[Extracts from a graphics dataset]
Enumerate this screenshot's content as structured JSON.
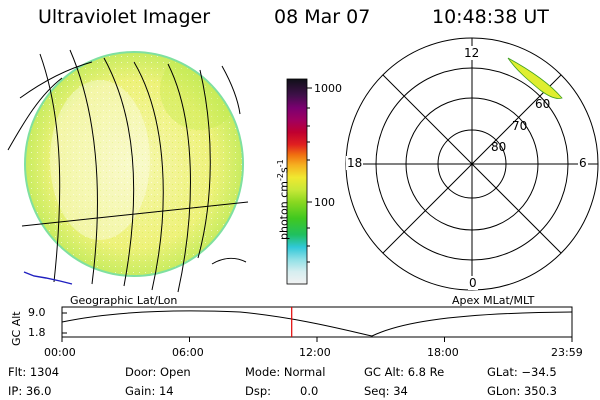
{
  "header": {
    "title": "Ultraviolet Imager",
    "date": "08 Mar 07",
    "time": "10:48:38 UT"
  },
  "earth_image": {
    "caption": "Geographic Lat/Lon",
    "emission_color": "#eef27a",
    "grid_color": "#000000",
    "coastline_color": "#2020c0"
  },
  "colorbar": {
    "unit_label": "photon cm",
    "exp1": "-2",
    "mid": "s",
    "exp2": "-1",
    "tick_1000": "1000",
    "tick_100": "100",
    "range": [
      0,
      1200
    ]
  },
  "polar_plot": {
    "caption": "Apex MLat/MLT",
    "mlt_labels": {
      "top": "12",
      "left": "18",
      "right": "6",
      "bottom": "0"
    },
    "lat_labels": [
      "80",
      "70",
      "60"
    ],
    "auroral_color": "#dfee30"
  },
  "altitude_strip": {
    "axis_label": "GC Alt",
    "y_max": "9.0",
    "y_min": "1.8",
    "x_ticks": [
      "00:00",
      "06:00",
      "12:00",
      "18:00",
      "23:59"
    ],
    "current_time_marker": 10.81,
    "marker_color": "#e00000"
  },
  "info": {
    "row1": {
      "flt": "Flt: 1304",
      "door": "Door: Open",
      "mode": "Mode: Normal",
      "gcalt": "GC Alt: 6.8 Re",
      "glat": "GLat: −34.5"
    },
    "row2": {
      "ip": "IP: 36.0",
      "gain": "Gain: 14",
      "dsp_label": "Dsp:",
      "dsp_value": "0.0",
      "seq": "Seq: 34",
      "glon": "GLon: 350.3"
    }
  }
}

» Aim
Look through the entries above and report each line where the string "caption" occurs.

» Answer to the exercise
    "caption": "Geographic Lat/Lon",
    "caption": "Apex MLat/MLT",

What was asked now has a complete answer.